:: Records for the task

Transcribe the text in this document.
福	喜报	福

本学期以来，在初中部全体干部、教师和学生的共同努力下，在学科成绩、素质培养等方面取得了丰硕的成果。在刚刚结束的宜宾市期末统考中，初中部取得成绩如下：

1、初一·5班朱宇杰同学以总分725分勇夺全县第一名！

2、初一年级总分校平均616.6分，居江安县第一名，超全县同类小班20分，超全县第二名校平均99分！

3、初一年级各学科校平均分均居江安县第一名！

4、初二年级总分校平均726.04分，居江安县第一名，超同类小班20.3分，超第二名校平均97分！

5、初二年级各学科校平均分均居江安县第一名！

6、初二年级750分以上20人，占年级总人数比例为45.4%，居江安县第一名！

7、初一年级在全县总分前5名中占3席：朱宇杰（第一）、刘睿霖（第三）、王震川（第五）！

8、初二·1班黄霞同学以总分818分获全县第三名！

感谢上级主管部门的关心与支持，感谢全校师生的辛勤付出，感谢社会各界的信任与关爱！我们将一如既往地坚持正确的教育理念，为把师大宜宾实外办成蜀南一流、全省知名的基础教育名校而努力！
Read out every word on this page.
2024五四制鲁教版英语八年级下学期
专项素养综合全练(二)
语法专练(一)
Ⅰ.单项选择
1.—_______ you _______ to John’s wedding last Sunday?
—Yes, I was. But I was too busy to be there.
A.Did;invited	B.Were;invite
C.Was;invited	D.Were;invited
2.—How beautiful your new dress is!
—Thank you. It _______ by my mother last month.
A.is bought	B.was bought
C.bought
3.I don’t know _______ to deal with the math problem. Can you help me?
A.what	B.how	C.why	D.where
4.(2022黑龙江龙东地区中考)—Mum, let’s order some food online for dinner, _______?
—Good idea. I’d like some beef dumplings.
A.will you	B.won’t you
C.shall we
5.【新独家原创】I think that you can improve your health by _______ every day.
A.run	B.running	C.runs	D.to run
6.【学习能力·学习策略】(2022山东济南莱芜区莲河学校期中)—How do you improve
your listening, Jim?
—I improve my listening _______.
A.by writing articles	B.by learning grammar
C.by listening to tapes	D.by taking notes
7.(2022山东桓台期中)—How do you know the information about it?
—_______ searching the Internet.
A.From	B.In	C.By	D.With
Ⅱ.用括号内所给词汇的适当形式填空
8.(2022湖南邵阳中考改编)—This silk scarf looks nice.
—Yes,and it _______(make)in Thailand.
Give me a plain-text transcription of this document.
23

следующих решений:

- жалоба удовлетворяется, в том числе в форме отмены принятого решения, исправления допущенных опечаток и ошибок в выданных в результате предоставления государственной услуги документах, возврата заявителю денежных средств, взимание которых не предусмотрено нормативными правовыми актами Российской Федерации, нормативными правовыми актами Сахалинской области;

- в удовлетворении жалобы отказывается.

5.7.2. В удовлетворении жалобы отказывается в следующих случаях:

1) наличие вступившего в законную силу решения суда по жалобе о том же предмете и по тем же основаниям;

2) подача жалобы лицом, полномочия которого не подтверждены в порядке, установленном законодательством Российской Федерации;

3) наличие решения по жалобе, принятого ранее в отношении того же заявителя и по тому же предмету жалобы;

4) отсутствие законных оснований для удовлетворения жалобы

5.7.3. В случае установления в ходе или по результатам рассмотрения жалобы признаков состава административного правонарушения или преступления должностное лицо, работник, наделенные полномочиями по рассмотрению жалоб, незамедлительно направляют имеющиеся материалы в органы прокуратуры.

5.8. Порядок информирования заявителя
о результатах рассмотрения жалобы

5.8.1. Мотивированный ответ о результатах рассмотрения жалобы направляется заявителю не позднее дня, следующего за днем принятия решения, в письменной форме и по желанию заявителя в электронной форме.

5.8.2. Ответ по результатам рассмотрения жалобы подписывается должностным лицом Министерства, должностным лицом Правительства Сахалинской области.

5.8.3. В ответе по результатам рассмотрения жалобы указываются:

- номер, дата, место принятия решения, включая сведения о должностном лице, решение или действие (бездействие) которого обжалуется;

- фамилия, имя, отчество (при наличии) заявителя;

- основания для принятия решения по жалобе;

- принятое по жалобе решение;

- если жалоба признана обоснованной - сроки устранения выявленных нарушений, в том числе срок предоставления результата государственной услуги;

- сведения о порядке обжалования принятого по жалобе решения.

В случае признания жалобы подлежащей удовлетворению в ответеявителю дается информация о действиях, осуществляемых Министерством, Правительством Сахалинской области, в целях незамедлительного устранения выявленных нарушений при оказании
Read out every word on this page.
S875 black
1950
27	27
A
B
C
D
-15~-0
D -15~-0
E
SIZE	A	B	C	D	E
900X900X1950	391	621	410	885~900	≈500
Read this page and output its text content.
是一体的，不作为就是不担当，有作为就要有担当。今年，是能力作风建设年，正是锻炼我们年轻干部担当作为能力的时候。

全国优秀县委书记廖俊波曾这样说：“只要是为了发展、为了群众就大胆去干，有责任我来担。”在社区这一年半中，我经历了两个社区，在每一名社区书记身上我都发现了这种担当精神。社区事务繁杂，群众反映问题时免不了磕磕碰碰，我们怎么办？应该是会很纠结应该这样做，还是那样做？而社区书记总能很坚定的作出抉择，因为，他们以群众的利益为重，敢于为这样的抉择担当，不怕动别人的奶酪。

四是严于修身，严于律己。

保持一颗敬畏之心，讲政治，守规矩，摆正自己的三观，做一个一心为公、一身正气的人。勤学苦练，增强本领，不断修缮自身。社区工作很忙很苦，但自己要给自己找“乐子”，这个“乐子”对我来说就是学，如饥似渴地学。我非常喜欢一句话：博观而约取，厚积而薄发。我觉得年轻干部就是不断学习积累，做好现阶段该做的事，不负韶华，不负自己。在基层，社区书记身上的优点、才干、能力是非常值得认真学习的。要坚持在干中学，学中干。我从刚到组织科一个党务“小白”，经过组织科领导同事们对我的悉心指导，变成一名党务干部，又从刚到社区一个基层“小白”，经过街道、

::::

* [What to produce] Transcribe all entries exactly as they are given.

* [Correct output]
Transcribe the text in this document.
福	喜报	福

本学期以来，在初中部全体干部、教师和学生的共同努力下，在学科成绩、素质培养等方面取得了丰硕的成果。在刚刚结束的宜宾市期末统考中，初中部取得成绩如下：

1、初一·5班朱宇杰同学以总分725分勇夺全县第一名！

2、初一年级总分校平均616.6分，居江安县第一名，超全县同类小班20分，超全县第二名校平均99分！

3、初一年级各学科校平均分均居江安县第一名！

4、初二年级总分校平均726.04分，居江安县第一名，超同类小班20.3分，超第二名校平均97分！

5、初二年级各学科校平均分均居江安县第一名！

6、初二年级750分以上20人，占年级总人数比例为45.4%，居江安县第一名！

7、初一年级在全县总分前5名中占3席：朱宇杰（第一）、刘睿霖（第三）、王震川（第五）！

8、初二·1班黄霞同学以总分818分获全县第三名！

感谢上级主管部门的关心与支持，感谢全校师生的辛勤付出，感谢社会各界的信任与关爱！我们将一如既往地坚持正确的教育理念，为把师大宜宾实外办成蜀南一流、全省知名的基础教育名校而努力！
Read out every word on this page.
2024五四制鲁教版英语八年级下学期
专项素养综合全练(二)
语法专练(一)
Ⅰ.单项选择
1.—_______ you _______ to John’s wedding last Sunday?
—Yes, I was. But I was too busy to be there.
A.Did;invited	B.Were;invite
C.Was;invited	D.Were;invited
2.—How beautiful your new dress is!
—Thank you. It _______ by my mother last month.
A.is bought	B.was bought
C.bought
3.I don’t know _______ to deal with the math problem. Can you help me?
A.what	B.how	C.why	D.where
4.(2022黑龙江龙东地区中考)—Mum, let’s order some food online for dinner, _______?
—Good idea. I’d like some beef dumplings.
A.will you	B.won’t you
C.shall we
5.【新独家原创】I think that you can improve your health by _______ every day.
A.run	B.running	C.runs	D.to run
6.【学习能力·学习策略】(2022山东济南莱芜区莲河学校期中)—How do you improve
your listening, Jim?
—I improve my listening _______.
A.by writing articles	B.by learning grammar
C.by listening to tapes	D.by taking notes
7.(2022山东桓台期中)—How do you know the information about it?
—_______ searching the Internet.
A.From	B.In	C.By	D.With
Ⅱ.用括号内所给词汇的适当形式填空
8.(2022湖南邵阳中考改编)—This silk scarf looks nice.
—Yes,and it _______(make)in Thailand.
Give me a plain-text transcription of this document.
23

следующих решений:

- жалоба удовлетворяется, в том числе в форме отмены принятого решения, исправления допущенных опечаток и ошибок в выданных в результате предоставления государственной услуги документах, возврата заявителю денежных средств, взимание которых не предусмотрено нормативными правовыми актами Российской Федерации, нормативными правовыми актами Сахалинской области;

- в удовлетворении жалобы отказывается.

5.7.2. В удовлетворении жалобы отказывается в следующих случаях:

1) наличие вступившего в законную силу решения суда по жалобе о том же предмете и по тем же основаниям;

2) подача жалобы лицом, полномочия которого не подтверждены в порядке, установленном законодательством Российской Федерации;

3) наличие решения по жалобе, принятого ранее в отношении того же заявителя и по тому же предмету жалобы;

4) отсутствие законных оснований для удовлетворения жалобы

5.7.3. В случае установления в ходе или по результатам рассмотрения жалобы признаков состава административного правонарушения или преступления должностное лицо, работник, наделенные полномочиями по рассмотрению жалоб, незамедлительно направляют имеющиеся материалы в органы прокуратуры.

5.8. Порядок информирования заявителя
о результатах рассмотрения жалобы

5.8.1. Мотивированный ответ о результатах рассмотрения жалобы направляется заявителю не позднее дня, следующего за днем принятия решения, в письменной форме и по желанию заявителя в электронной форме.

5.8.2. Ответ по результатам рассмотрения жалобы подписывается должностным лицом Министерства, должностным лицом Правительства Сахалинской области.

5.8.3. В ответе по результатам рассмотрения жалобы указываются:

- номер, дата, место принятия решения, включая сведения о должностном лице, решение или действие (бездействие) которого обжалуется;

- фамилия, имя, отчество (при наличии) заявителя;

- основания для принятия решения по жалобе;

- принятое по жалобе решение;

- если жалоба признана обоснованной - сроки устранения выявленных нарушений, в том числе срок предоставления результата государственной услуги;

- сведения о порядке обжалования принятого по жалобе решения.

В случае признания жалобы подлежащей удовлетворению в ответеявителю дается информация о действиях, осуществляемых Министерством, Правительством Сахалинской области, в целях незамедлительного устранения выявленных нарушений при оказании
Read out every word on this page.
S875 black
1950
27	27
A
B
C
D
-15~-0
D -15~-0
E
SIZE	A	B	C	D	E
900X900X1950	391	621	410	885~900	≈500
Read this page and output its text content.
是一体的，不作为就是不担当，有作为就要有担当。今年，是能力作风建设年，正是锻炼我们年轻干部担当作为能力的时候。

全国优秀县委书记廖俊波曾这样说：“只要是为了发展、为了群众就大胆去干，有责任我来担。”在社区这一年半中，我经历了两个社区，在每一名社区书记身上我都发现了这种担当精神。社区事务繁杂，群众反映问题时免不了磕磕碰碰，我们怎么办？应该是会很纠结应该这样做，还是那样做？而社区书记总能很坚定的作出抉择，因为，他们以群众的利益为重，敢于为这样的抉择担当，不怕动别人的奶酪。

四是严于修身，严于律己。

保持一颗敬畏之心，讲政治，守规矩，摆正自己的三观，做一个一心为公、一身正气的人。勤学苦练，增强本领，不断修缮自身。社区工作很忙很苦，但自己要给自己找“乐子”，这个“乐子”对我来说就是学，如饥似渴地学。我非常喜欢一句话：博观而约取，厚积而薄发。我觉得年轻干部就是不断学习积累，做好现阶段该做的事，不负韶华，不负自己。在基层，社区书记身上的优点、才干、能力是非常值得认真学习的。要坚持在干中学，学中干。我从刚到组织科一个党务“小白”，经过组织科领导同事们对我的悉心指导，变成一名党务干部，又从刚到社区一个基层“小白”，经过街道、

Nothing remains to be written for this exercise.